### RECORD EXCERPTS
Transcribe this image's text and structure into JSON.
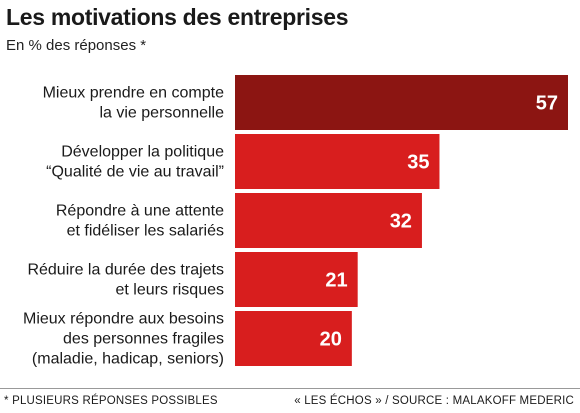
{
  "header": {
    "title": "Les motivations des entreprises",
    "subtitle": "En % des réponses *"
  },
  "chart_data": {
    "type": "bar",
    "orientation": "horizontal",
    "categories": [
      [
        "Mieux prendre en compte",
        "la vie personnelle"
      ],
      [
        "Développer la politique",
        "“Qualité de vie au travail”"
      ],
      [
        "Répondre à une attente",
        "et fidéliser les salariés"
      ],
      [
        "Réduire la durée des trajets",
        "et leurs risques"
      ],
      [
        "Mieux répondre aux besoins",
        "des personnes fragiles",
        "(maladie, hadicap, seniors)"
      ]
    ],
    "values": [
      57,
      35,
      32,
      21,
      20
    ],
    "value_labels": [
      "57",
      "35",
      "32",
      "21",
      "20"
    ],
    "xlim": [
      0,
      57
    ],
    "grid": false,
    "legend": "none",
    "colors": {
      "highlight": "#8c1512",
      "bar": "#d81e1e",
      "label_text": "#ffffff"
    }
  },
  "footer": {
    "note": "* PLUSIEURS RÉPONSES POSSIBLES",
    "source": "« LES ÉCHOS » / SOURCE : MALAKOFF MEDERIC"
  }
}
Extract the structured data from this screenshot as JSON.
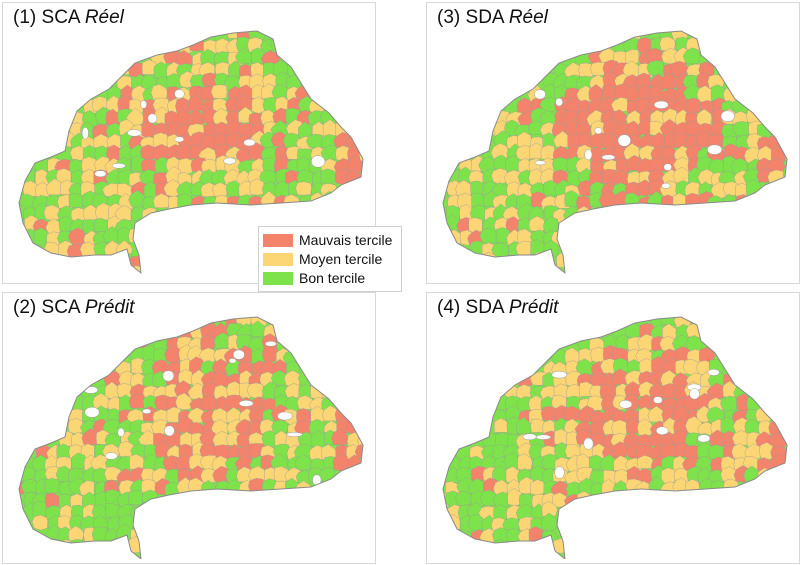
{
  "panels": [
    {
      "id": "p1",
      "number": "(1)",
      "indicator": "SCA",
      "status": "Réel"
    },
    {
      "id": "p3",
      "number": "(3)",
      "indicator": "SDA",
      "status": "Réel"
    },
    {
      "id": "p2",
      "number": "(2)",
      "indicator": "SCA",
      "status": "Prédit"
    },
    {
      "id": "p4",
      "number": "(4)",
      "indicator": "SDA",
      "status": "Prédit"
    }
  ],
  "legend": {
    "items": [
      {
        "label": "Mauvais tercile",
        "color": "#f4836b"
      },
      {
        "label": "Moyen tercile",
        "color": "#fcd675"
      },
      {
        "label": "Bon tercile",
        "color": "#7ee34a"
      }
    ]
  },
  "colors": {
    "mauvais": "#f4836b",
    "moyen": "#fcd675",
    "bon": "#7ee34a",
    "borders": "#9a9a9a",
    "outline": "#8a8a8a"
  }
}
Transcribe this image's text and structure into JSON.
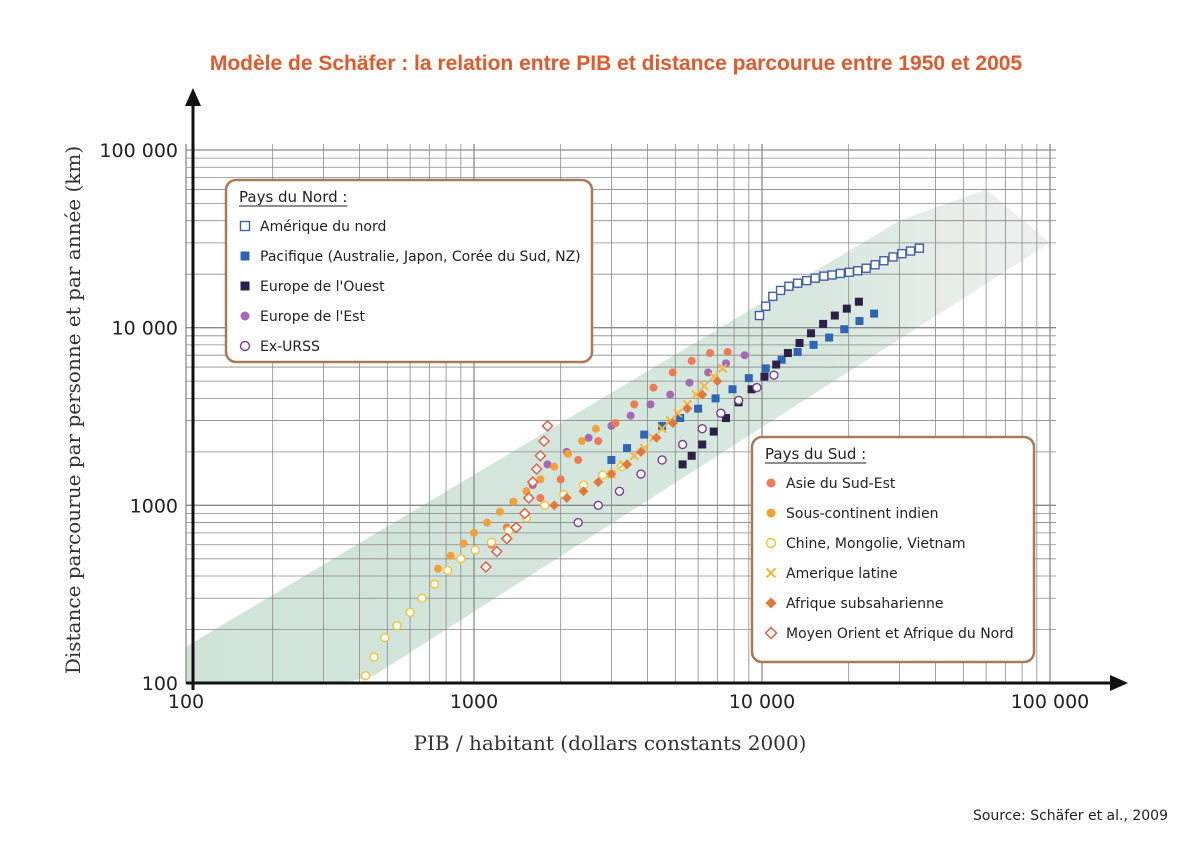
{
  "colors": {
    "title": "#e05a2b",
    "band": "#cfe3d8",
    "grid": "#8a8a8a",
    "legend_border": "#a87a58"
  },
  "source": "Source: Schäfer et al., 2009",
  "chart_data": {
    "type": "scatter",
    "title": "Modèle de Schäfer : la relation entre PIB et distance parcourue entre 1950 et 2005",
    "xlabel": "PIB / habitant (dollars constants 2000)",
    "ylabel": "Distance parcourue par personne et par année (km)",
    "x_scale": "log",
    "y_scale": "log",
    "xlim": [
      100,
      100000
    ],
    "ylim": [
      100,
      100000
    ],
    "grid": true,
    "x_ticks": [
      {
        "value": 100,
        "label": "100"
      },
      {
        "value": 1000,
        "label": "1000"
      },
      {
        "value": 10000,
        "label": "10 000"
      },
      {
        "value": 100000,
        "label": "100 000"
      }
    ],
    "y_ticks": [
      {
        "value": 100,
        "label": "100"
      },
      {
        "value": 1000,
        "label": "1000"
      },
      {
        "value": 10000,
        "label": "10 000"
      },
      {
        "value": 100000,
        "label": "100 000"
      }
    ],
    "band": {
      "lower": [
        [
          100,
          60
        ],
        [
          450,
          110
        ],
        [
          100000,
          30000
        ]
      ],
      "upper": [
        [
          100,
          160
        ],
        [
          30000,
          40000
        ],
        [
          60000,
          60000
        ]
      ]
    },
    "legends": [
      {
        "title": "Pays du Nord :",
        "position": "top-left",
        "series": [
          0,
          1,
          2,
          3,
          4
        ]
      },
      {
        "title": "Pays du Sud :",
        "position": "bottom-right",
        "series": [
          5,
          6,
          7,
          8,
          9,
          10
        ]
      }
    ],
    "series": [
      {
        "name": "Amérique du nord",
        "marker": "square-open",
        "color": "#3f5fa8",
        "points": [
          [
            9800,
            11700
          ],
          [
            10300,
            13200
          ],
          [
            10900,
            15000
          ],
          [
            11600,
            16200
          ],
          [
            12400,
            17100
          ],
          [
            13300,
            17800
          ],
          [
            14300,
            18400
          ],
          [
            15300,
            19000
          ],
          [
            16400,
            19500
          ],
          [
            17500,
            19800
          ],
          [
            18700,
            20200
          ],
          [
            20100,
            20500
          ],
          [
            21500,
            20900
          ],
          [
            23000,
            21600
          ],
          [
            24700,
            22600
          ],
          [
            26500,
            23800
          ],
          [
            28500,
            25000
          ],
          [
            30600,
            26100
          ],
          [
            32800,
            27000
          ],
          [
            35200,
            28000
          ]
        ]
      },
      {
        "name": "Pacifique (Australie, Japon, Corée du Sud, NZ)",
        "marker": "square",
        "color": "#2f66b3",
        "points": [
          [
            3000,
            1800
          ],
          [
            3400,
            2100
          ],
          [
            3900,
            2500
          ],
          [
            4500,
            2800
          ],
          [
            5200,
            3100
          ],
          [
            6000,
            3500
          ],
          [
            6900,
            4000
          ],
          [
            7900,
            4500
          ],
          [
            9000,
            5200
          ],
          [
            10300,
            5900
          ],
          [
            11700,
            6600
          ],
          [
            13300,
            7300
          ],
          [
            15100,
            8000
          ],
          [
            17100,
            8800
          ],
          [
            19300,
            9800
          ],
          [
            21800,
            10900
          ],
          [
            24500,
            12000
          ]
        ]
      },
      {
        "name": "Europe de l'Ouest",
        "marker": "square",
        "color": "#2b2148",
        "points": [
          [
            5300,
            1700
          ],
          [
            5700,
            1900
          ],
          [
            6200,
            2200
          ],
          [
            6800,
            2600
          ],
          [
            7500,
            3100
          ],
          [
            8300,
            3800
          ],
          [
            9200,
            4500
          ],
          [
            10200,
            5300
          ],
          [
            11200,
            6200
          ],
          [
            12300,
            7200
          ],
          [
            13500,
            8200
          ],
          [
            14800,
            9300
          ],
          [
            16300,
            10500
          ],
          [
            17900,
            11700
          ],
          [
            19700,
            12800
          ],
          [
            21700,
            14000
          ]
        ]
      },
      {
        "name": "Europe de l'Est",
        "marker": "circle",
        "color": "#a868b4",
        "points": [
          [
            1600,
            1300
          ],
          [
            1800,
            1700
          ],
          [
            2100,
            2000
          ],
          [
            2500,
            2400
          ],
          [
            3000,
            2800
          ],
          [
            3500,
            3200
          ],
          [
            4100,
            3700
          ],
          [
            4800,
            4200
          ],
          [
            5600,
            4900
          ],
          [
            6500,
            5600
          ],
          [
            7500,
            6300
          ],
          [
            8700,
            7000
          ]
        ]
      },
      {
        "name": "Ex-URSS",
        "marker": "circle-open",
        "color": "#7a3a96",
        "points": [
          [
            2300,
            800
          ],
          [
            2700,
            1000
          ],
          [
            3200,
            1200
          ],
          [
            3800,
            1500
          ],
          [
            4500,
            1800
          ],
          [
            5300,
            2200
          ],
          [
            6200,
            2700
          ],
          [
            7200,
            3300
          ],
          [
            8300,
            3900
          ],
          [
            9600,
            4600
          ],
          [
            11000,
            5400
          ]
        ]
      },
      {
        "name": "Asie du Sud-Est",
        "marker": "circle",
        "color": "#f07a54",
        "points": [
          [
            1150,
            600
          ],
          [
            1300,
            750
          ],
          [
            1500,
            900
          ],
          [
            1700,
            1100
          ],
          [
            2000,
            1400
          ],
          [
            2300,
            1800
          ],
          [
            2700,
            2300
          ],
          [
            3100,
            2900
          ],
          [
            3600,
            3700
          ],
          [
            4200,
            4600
          ],
          [
            4900,
            5600
          ],
          [
            5700,
            6500
          ],
          [
            6600,
            7200
          ],
          [
            7600,
            7300
          ]
        ]
      },
      {
        "name": "Sous-continent indien",
        "marker": "circle",
        "color": "#f2a03a",
        "points": [
          [
            750,
            440
          ],
          [
            830,
            520
          ],
          [
            920,
            610
          ],
          [
            1000,
            700
          ],
          [
            1110,
            800
          ],
          [
            1230,
            920
          ],
          [
            1370,
            1050
          ],
          [
            1520,
            1200
          ],
          [
            1700,
            1400
          ],
          [
            1900,
            1650
          ],
          [
            2120,
            1950
          ],
          [
            2370,
            2300
          ],
          [
            2650,
            2700
          ]
        ]
      },
      {
        "name": "Chine, Mongolie, Vietnam",
        "marker": "circle-open",
        "color": "#f2c23a",
        "points": [
          [
            420,
            110
          ],
          [
            450,
            140
          ],
          [
            490,
            180
          ],
          [
            540,
            210
          ],
          [
            600,
            250
          ],
          [
            660,
            300
          ],
          [
            730,
            360
          ],
          [
            810,
            430
          ],
          [
            900,
            500
          ],
          [
            1010,
            560
          ],
          [
            1150,
            620
          ],
          [
            1320,
            720
          ],
          [
            1520,
            850
          ],
          [
            1760,
            1000
          ],
          [
            2050,
            1150
          ],
          [
            2400,
            1300
          ],
          [
            2800,
            1480
          ],
          [
            3250,
            1650
          ]
        ]
      },
      {
        "name": "Amerique latine",
        "marker": "x",
        "color": "#f4b63c",
        "points": [
          [
            3000,
            1500
          ],
          [
            3300,
            1700
          ],
          [
            3600,
            1900
          ],
          [
            3900,
            2100
          ],
          [
            4200,
            2400
          ],
          [
            4500,
            2700
          ],
          [
            4800,
            3000
          ],
          [
            5100,
            3300
          ],
          [
            5500,
            3700
          ],
          [
            5900,
            4200
          ],
          [
            6300,
            4700
          ],
          [
            6800,
            5300
          ],
          [
            7300,
            5900
          ]
        ]
      },
      {
        "name": "Afrique subsaharienne",
        "marker": "diamond",
        "color": "#e07a3c",
        "points": [
          [
            1900,
            1000
          ],
          [
            2100,
            1100
          ],
          [
            2400,
            1200
          ],
          [
            2700,
            1350
          ],
          [
            3000,
            1500
          ],
          [
            3400,
            1700
          ],
          [
            3800,
            2000
          ],
          [
            4300,
            2400
          ],
          [
            4900,
            2900
          ],
          [
            5500,
            3500
          ],
          [
            6200,
            4200
          ],
          [
            7000,
            5000
          ]
        ]
      },
      {
        "name": "Moyen Orient et Afrique du Nord",
        "marker": "diamond-open",
        "color": "#e8553a",
        "points": [
          [
            1100,
            450
          ],
          [
            1200,
            550
          ],
          [
            1300,
            650
          ],
          [
            1400,
            750
          ],
          [
            1500,
            900
          ],
          [
            1550,
            1100
          ],
          [
            1600,
            1350
          ],
          [
            1650,
            1600
          ],
          [
            1700,
            1900
          ],
          [
            1750,
            2300
          ],
          [
            1800,
            2800
          ]
        ]
      }
    ]
  }
}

### STATED TASK
Report the number of lines that contain "Mieux", with no other words.

### CORRECT OUTPUT
2